* **Aim of the exercise**
The records underneath are to be repeated exactly, with the pictures left out.

* **Figure data in JSON**

....................

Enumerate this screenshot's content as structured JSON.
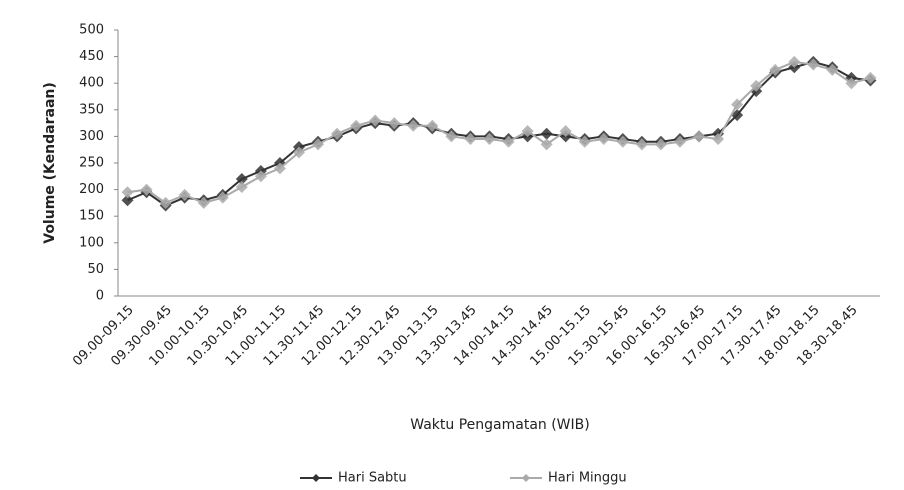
{
  "chart_data": {
    "type": "line",
    "y_label": "Volume (Kendaraan)",
    "x_label": "Waktu Pengamatan (WIB)",
    "categories": [
      "09.00-09.15",
      null,
      "09.30-09.45",
      null,
      "10.00-10.15",
      null,
      "10.30-10.45",
      null,
      "11.00-11.15",
      null,
      "11.30-11.45",
      null,
      "12.00-12.15",
      null,
      "12.30-12.45",
      null,
      "13.00-13.15",
      null,
      "13.30-13.45",
      null,
      "14.00-14.15",
      null,
      "14.30-14.45",
      null,
      "15.00-15.15",
      null,
      "15.30-15.45",
      null,
      "16.00-16.15",
      null,
      "16.30-16.45",
      null,
      "17.00-17.15",
      null,
      "17.30-17.45",
      null,
      "18.00-18.15",
      null,
      "18.30-18.45",
      null
    ],
    "series": [
      {
        "name": "Hari Sabtu",
        "color": "#333333",
        "values": [
          180,
          195,
          170,
          185,
          180,
          190,
          220,
          235,
          250,
          280,
          290,
          300,
          315,
          325,
          320,
          325,
          315,
          305,
          300,
          300,
          295,
          300,
          305,
          300,
          295,
          300,
          295,
          290,
          290,
          295,
          300,
          305,
          340,
          385,
          420,
          430,
          440,
          430,
          410,
          405
        ]
      },
      {
        "name": "Hari Minggu",
        "color": "#aaaaaa",
        "values": [
          195,
          200,
          175,
          190,
          175,
          185,
          205,
          225,
          240,
          270,
          285,
          305,
          320,
          330,
          325,
          320,
          320,
          300,
          295,
          295,
          290,
          310,
          285,
          310,
          290,
          295,
          290,
          285,
          285,
          290,
          300,
          295,
          360,
          395,
          425,
          440,
          435,
          425,
          400,
          410
        ]
      }
    ],
    "ylim": [
      0,
      500
    ],
    "yticks": [
      0,
      50,
      100,
      150,
      200,
      250,
      300,
      350,
      400,
      450,
      500
    ],
    "grid": false,
    "legend": "bottom"
  }
}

....................

* **Task result**
Enumerate this screenshot's content as structured JSON.
{
  "chart_data": {
    "type": "line",
    "y_label": "Volume (Kendaraan)",
    "x_label": "Waktu Pengamatan (WIB)",
    "categories": [
      "09.00-09.15",
      null,
      "09.30-09.45",
      null,
      "10.00-10.15",
      null,
      "10.30-10.45",
      null,
      "11.00-11.15",
      null,
      "11.30-11.45",
      null,
      "12.00-12.15",
      null,
      "12.30-12.45",
      null,
      "13.00-13.15",
      null,
      "13.30-13.45",
      null,
      "14.00-14.15",
      null,
      "14.30-14.45",
      null,
      "15.00-15.15",
      null,
      "15.30-15.45",
      null,
      "16.00-16.15",
      null,
      "16.30-16.45",
      null,
      "17.00-17.15",
      null,
      "17.30-17.45",
      null,
      "18.00-18.15",
      null,
      "18.30-18.45",
      null
    ],
    "series": [
      {
        "name": "Hari Sabtu",
        "color": "#333333",
        "values": [
          180,
          195,
          170,
          185,
          180,
          190,
          220,
          235,
          250,
          280,
          290,
          300,
          315,
          325,
          320,
          325,
          315,
          305,
          300,
          300,
          295,
          300,
          305,
          300,
          295,
          300,
          295,
          290,
          290,
          295,
          300,
          305,
          340,
          385,
          420,
          430,
          440,
          430,
          410,
          405
        ]
      },
      {
        "name": "Hari Minggu",
        "color": "#aaaaaa",
        "values": [
          195,
          200,
          175,
          190,
          175,
          185,
          205,
          225,
          240,
          270,
          285,
          305,
          320,
          330,
          325,
          320,
          320,
          300,
          295,
          295,
          290,
          310,
          285,
          310,
          290,
          295,
          290,
          285,
          285,
          290,
          300,
          295,
          360,
          395,
          425,
          440,
          435,
          425,
          400,
          410
        ]
      }
    ],
    "ylim": [
      0,
      500
    ],
    "yticks": [
      0,
      50,
      100,
      150,
      200,
      250,
      300,
      350,
      400,
      450,
      500
    ],
    "grid": false,
    "legend": "bottom"
  }
}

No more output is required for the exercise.